## PROBLEM DESCRIPTION:
Which lines hold the word "Yield"? Copy each one.

+++

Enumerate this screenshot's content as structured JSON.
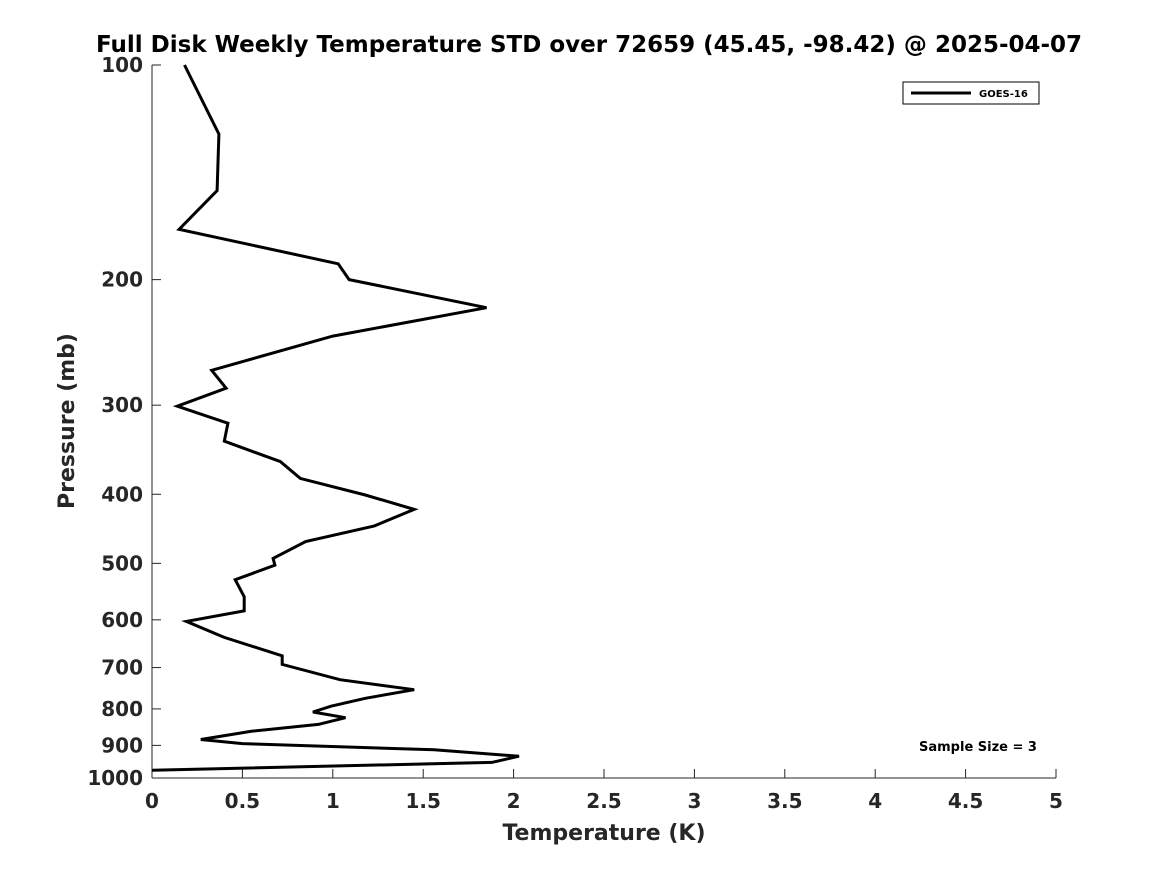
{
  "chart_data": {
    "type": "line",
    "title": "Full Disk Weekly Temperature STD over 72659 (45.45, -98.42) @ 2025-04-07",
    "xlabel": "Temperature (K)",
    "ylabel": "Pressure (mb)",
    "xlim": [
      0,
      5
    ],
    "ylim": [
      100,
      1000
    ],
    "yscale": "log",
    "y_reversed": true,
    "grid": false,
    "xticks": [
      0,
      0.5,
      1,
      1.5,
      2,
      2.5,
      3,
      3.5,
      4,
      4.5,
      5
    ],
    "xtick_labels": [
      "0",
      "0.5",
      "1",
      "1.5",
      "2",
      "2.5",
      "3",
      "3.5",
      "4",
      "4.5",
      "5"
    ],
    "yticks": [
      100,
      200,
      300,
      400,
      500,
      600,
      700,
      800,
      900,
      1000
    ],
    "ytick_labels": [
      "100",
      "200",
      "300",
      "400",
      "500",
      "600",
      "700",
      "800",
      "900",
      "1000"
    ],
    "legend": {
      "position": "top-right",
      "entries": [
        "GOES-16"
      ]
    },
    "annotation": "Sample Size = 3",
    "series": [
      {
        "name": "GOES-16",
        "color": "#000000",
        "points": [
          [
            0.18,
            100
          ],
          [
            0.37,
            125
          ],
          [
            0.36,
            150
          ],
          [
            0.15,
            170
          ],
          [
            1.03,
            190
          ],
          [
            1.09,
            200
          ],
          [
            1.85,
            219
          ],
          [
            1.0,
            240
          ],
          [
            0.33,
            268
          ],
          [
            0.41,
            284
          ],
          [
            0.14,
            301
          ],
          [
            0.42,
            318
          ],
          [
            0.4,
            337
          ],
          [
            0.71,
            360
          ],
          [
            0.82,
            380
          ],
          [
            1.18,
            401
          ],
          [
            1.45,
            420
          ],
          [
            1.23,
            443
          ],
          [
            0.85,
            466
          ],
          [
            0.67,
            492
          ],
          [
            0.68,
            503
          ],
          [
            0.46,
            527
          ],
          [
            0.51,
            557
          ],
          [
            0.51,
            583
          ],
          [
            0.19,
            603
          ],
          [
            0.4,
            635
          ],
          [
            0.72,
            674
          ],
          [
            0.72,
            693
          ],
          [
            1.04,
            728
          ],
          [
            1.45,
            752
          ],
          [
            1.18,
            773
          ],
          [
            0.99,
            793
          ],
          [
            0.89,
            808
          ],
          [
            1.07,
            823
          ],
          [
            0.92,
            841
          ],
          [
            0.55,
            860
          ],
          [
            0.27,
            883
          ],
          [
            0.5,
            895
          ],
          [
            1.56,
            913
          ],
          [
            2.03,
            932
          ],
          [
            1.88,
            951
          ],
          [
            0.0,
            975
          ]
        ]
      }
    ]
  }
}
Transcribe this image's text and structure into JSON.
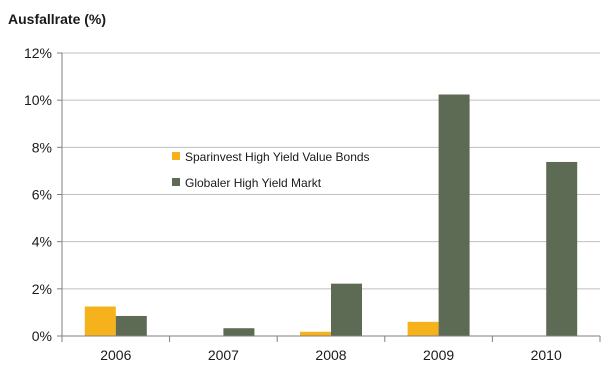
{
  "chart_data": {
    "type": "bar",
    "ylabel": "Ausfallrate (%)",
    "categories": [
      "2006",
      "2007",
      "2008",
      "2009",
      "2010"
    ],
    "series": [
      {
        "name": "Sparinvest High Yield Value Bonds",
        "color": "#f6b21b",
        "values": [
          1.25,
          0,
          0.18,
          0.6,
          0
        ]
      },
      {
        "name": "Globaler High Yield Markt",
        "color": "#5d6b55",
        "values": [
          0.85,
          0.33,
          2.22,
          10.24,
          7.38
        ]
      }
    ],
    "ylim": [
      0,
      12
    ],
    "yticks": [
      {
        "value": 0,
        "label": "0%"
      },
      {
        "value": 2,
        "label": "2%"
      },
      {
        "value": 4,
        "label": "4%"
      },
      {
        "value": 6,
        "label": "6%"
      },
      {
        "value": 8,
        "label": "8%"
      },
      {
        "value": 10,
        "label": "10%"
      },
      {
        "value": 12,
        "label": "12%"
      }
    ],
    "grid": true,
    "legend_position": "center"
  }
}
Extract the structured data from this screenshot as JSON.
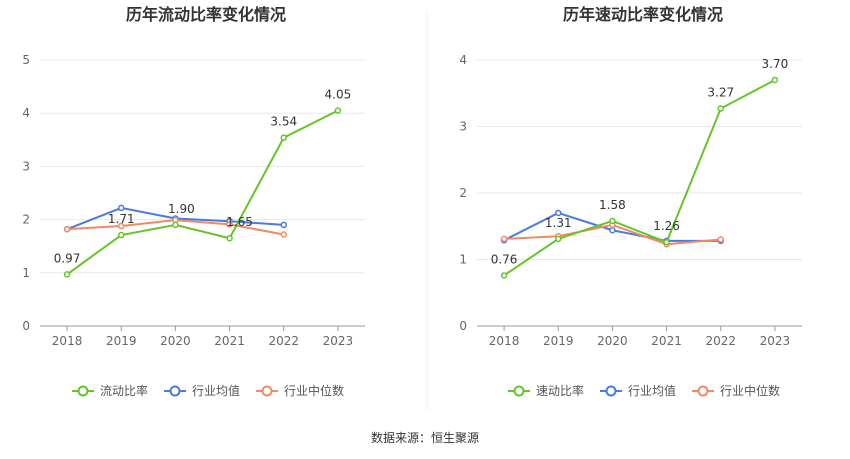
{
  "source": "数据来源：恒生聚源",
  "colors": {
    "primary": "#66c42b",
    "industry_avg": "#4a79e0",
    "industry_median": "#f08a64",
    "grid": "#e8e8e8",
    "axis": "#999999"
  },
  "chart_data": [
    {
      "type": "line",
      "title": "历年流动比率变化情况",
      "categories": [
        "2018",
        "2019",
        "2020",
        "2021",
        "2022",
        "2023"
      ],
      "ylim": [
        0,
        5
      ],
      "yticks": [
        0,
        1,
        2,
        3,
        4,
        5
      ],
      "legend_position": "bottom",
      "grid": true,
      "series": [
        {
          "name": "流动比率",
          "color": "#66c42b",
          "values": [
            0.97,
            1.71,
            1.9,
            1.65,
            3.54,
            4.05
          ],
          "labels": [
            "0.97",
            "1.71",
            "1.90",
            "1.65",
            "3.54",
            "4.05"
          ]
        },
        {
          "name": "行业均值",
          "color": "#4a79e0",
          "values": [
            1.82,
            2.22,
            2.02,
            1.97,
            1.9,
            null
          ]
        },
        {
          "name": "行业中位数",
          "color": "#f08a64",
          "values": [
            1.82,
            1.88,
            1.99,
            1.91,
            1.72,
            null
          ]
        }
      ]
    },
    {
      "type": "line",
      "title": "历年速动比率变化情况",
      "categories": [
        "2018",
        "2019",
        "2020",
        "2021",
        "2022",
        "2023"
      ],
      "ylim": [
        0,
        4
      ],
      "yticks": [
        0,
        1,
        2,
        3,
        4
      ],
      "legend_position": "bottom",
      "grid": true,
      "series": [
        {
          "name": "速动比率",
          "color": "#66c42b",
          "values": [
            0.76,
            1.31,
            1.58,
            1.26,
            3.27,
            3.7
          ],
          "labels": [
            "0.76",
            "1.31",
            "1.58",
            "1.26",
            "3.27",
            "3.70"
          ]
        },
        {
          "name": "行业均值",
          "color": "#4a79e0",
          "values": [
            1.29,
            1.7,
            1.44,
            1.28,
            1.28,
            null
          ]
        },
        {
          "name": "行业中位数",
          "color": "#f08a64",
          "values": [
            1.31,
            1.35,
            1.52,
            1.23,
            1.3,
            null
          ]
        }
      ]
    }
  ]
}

+++

## FINAL ANSWER:
        "name": "Sparinvest High Yield Value Bonds",
        "name": "Globaler High Yield Markt",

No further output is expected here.